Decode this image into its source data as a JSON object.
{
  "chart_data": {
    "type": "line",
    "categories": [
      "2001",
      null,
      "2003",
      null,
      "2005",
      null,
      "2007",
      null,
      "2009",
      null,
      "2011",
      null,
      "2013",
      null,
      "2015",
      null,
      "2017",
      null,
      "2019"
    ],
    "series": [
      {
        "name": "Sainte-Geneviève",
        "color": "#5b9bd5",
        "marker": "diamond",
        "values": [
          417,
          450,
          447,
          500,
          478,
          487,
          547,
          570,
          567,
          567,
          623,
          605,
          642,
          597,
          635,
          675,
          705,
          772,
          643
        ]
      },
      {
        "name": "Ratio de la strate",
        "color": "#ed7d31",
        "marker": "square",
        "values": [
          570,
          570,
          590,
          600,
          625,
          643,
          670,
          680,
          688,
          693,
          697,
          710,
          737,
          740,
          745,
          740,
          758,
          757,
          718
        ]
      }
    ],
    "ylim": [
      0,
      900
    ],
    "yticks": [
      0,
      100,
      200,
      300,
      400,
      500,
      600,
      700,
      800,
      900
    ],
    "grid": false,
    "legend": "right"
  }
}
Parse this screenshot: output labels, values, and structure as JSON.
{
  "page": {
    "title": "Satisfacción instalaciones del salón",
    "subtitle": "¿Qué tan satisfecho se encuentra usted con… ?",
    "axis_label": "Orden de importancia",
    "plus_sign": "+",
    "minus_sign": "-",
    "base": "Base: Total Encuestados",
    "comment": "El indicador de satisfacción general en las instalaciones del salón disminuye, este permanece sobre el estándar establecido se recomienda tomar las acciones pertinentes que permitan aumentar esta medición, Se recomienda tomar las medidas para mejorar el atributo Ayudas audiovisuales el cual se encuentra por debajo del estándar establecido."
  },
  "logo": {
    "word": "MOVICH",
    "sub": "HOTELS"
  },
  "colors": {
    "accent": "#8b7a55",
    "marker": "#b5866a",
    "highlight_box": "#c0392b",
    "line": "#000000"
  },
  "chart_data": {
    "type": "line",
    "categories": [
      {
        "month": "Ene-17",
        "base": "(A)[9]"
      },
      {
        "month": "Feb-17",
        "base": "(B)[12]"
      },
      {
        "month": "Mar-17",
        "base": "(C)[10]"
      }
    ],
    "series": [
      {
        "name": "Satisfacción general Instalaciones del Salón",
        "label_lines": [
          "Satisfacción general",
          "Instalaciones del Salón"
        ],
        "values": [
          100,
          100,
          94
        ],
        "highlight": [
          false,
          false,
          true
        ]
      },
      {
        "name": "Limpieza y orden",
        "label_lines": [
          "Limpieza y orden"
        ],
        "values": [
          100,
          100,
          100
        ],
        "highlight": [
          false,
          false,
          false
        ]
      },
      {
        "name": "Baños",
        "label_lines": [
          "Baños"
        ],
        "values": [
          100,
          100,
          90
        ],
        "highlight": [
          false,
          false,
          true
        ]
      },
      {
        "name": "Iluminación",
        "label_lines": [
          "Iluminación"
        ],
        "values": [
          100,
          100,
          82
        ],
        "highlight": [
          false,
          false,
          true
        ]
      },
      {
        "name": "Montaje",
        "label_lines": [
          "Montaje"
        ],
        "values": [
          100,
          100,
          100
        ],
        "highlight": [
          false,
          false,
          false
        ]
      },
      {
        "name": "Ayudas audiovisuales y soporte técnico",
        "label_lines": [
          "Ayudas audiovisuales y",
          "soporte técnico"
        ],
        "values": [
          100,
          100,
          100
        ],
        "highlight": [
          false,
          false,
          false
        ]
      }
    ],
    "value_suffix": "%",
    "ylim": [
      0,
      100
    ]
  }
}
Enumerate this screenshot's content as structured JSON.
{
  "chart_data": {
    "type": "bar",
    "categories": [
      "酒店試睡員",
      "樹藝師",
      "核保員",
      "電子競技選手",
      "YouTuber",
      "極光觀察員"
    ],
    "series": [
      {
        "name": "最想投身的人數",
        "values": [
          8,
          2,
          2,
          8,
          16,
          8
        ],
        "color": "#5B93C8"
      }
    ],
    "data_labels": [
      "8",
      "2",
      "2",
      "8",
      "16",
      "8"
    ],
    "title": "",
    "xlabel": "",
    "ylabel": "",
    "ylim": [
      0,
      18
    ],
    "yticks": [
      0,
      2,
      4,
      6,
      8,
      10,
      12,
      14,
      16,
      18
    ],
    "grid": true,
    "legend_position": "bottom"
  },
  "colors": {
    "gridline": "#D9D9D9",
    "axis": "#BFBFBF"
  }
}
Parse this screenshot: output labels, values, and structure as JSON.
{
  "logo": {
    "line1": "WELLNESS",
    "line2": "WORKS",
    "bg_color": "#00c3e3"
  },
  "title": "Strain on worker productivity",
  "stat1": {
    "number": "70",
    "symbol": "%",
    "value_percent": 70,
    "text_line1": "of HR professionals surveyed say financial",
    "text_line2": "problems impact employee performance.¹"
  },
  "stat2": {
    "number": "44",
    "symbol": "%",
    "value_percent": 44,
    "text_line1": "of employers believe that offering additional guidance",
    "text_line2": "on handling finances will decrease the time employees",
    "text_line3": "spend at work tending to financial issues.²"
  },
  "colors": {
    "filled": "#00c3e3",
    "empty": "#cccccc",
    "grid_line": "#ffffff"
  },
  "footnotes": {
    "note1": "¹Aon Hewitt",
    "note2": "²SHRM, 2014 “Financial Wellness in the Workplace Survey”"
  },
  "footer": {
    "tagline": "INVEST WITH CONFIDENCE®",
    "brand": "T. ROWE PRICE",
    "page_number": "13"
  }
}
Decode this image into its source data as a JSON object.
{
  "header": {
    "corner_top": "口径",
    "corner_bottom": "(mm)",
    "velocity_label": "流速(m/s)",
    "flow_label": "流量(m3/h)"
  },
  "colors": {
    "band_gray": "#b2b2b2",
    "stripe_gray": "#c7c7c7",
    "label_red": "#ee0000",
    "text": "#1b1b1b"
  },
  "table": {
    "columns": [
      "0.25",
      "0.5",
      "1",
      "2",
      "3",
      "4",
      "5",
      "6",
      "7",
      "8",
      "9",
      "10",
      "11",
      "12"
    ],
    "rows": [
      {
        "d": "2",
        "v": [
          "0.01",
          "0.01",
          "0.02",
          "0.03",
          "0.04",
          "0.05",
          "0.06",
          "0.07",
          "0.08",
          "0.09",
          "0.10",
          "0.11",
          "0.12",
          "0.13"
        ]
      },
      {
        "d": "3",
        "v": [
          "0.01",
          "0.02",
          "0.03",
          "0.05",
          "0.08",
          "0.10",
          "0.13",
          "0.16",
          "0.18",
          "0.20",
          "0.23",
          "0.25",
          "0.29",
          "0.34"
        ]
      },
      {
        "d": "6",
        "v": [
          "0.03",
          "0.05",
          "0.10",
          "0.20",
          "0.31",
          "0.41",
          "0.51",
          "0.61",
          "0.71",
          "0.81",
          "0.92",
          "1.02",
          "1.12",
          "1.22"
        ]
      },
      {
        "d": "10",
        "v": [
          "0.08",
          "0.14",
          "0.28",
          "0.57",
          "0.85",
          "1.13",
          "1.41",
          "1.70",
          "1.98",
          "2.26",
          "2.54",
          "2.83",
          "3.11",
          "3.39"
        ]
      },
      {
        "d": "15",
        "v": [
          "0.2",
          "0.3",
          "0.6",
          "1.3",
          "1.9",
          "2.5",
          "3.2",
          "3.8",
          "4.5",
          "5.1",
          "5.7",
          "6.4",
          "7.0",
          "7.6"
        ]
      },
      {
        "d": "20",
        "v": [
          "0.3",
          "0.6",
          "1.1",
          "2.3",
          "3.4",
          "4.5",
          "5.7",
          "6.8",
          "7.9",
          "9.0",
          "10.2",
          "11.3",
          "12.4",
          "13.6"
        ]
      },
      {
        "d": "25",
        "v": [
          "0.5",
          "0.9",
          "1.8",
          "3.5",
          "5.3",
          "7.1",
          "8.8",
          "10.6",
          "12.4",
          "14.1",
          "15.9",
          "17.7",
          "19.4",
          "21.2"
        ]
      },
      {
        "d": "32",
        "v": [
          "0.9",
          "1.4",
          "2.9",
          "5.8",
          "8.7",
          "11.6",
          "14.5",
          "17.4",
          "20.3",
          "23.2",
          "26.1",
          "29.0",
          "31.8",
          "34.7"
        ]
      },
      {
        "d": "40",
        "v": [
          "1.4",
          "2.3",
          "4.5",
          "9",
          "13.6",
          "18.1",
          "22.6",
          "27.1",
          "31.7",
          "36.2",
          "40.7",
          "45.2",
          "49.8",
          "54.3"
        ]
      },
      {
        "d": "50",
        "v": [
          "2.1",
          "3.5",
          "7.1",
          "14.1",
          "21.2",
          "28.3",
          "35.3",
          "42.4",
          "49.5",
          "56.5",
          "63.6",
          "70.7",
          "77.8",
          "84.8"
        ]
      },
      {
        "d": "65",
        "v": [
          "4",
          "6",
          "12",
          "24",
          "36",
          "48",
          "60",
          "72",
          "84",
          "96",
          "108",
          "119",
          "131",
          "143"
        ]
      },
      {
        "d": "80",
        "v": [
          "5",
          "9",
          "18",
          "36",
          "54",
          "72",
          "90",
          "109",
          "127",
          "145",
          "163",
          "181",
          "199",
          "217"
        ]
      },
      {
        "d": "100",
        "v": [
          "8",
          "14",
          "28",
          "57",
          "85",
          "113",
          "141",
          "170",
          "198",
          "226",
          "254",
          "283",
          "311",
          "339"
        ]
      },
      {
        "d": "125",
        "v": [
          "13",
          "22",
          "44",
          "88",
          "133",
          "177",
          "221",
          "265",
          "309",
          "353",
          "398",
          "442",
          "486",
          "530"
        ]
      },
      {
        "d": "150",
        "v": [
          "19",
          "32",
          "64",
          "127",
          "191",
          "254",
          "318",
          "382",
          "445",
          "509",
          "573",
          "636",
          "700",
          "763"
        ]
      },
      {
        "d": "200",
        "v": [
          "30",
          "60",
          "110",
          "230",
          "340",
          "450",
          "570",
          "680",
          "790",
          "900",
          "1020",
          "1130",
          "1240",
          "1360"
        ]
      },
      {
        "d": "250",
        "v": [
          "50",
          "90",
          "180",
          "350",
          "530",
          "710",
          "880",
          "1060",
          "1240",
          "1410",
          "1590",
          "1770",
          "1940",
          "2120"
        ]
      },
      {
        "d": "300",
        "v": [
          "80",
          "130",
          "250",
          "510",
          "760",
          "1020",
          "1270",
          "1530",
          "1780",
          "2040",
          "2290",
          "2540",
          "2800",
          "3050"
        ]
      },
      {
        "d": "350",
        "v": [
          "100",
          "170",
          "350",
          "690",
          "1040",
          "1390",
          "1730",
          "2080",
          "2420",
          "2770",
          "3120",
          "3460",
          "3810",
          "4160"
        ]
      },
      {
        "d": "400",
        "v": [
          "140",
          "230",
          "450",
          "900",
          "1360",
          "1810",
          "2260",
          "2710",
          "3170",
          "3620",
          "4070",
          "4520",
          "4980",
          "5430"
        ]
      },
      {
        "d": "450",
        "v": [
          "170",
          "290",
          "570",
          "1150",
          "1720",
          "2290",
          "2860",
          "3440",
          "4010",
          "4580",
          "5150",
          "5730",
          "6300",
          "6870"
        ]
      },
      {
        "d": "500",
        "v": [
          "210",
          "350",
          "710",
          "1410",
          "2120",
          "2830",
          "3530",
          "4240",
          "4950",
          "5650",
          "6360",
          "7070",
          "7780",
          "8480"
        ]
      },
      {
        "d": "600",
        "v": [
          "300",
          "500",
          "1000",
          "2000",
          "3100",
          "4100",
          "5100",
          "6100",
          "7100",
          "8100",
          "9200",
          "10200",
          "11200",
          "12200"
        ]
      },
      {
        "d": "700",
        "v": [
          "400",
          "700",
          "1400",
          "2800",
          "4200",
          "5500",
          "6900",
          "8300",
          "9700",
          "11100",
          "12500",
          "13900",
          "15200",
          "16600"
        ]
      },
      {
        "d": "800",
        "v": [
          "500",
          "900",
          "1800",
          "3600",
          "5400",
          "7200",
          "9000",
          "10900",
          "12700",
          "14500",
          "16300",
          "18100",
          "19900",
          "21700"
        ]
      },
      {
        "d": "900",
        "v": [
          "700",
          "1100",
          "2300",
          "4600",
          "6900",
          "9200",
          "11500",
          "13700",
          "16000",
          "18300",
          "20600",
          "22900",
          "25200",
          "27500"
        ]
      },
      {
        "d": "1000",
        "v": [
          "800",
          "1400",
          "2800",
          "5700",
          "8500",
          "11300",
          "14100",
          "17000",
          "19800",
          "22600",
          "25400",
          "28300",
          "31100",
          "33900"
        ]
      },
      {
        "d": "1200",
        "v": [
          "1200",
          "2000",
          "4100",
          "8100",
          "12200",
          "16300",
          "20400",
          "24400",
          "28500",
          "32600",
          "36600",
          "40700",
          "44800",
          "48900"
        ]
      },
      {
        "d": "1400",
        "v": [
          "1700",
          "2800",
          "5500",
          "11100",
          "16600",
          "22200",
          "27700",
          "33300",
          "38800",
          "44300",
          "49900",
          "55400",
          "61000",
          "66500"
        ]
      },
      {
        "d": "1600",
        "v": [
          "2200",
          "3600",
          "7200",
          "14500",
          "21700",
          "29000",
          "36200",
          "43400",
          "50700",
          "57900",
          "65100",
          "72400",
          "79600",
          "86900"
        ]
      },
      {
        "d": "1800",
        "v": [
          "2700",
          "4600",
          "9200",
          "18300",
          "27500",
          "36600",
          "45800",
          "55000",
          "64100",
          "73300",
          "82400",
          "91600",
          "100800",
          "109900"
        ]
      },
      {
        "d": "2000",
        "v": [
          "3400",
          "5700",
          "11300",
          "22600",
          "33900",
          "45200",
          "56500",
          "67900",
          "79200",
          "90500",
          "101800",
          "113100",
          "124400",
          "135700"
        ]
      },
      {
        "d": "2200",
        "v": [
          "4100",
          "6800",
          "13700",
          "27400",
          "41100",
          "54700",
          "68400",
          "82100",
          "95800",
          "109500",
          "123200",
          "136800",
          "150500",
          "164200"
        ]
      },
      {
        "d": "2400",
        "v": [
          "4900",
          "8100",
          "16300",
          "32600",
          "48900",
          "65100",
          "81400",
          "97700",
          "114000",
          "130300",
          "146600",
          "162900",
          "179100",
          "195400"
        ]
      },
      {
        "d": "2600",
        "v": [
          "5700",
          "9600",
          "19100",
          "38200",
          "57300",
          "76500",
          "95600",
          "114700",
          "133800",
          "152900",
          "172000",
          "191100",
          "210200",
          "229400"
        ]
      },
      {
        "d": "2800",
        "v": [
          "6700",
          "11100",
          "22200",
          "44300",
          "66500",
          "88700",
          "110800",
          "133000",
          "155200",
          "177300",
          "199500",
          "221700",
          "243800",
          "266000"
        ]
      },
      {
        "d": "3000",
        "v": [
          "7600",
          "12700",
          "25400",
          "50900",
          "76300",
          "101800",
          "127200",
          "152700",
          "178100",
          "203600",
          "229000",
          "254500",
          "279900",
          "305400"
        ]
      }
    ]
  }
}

========

Extract from the data every line where "general" shows up.

    "comment": "El indicador de satisfacción general en las instalaciones del salón disminuye, este permanece sobre el estándar establecido se recomienda tomar las acciones pertinentes que permitan aumentar esta medición, Se recomienda tomar las medidas para mejorar el atributo Ayudas audiovisuales el cual se encuentra por debajo del estándar establecido."
        "name": "Satisfacción general Instalaciones del Salón",
          "Satisfacción general",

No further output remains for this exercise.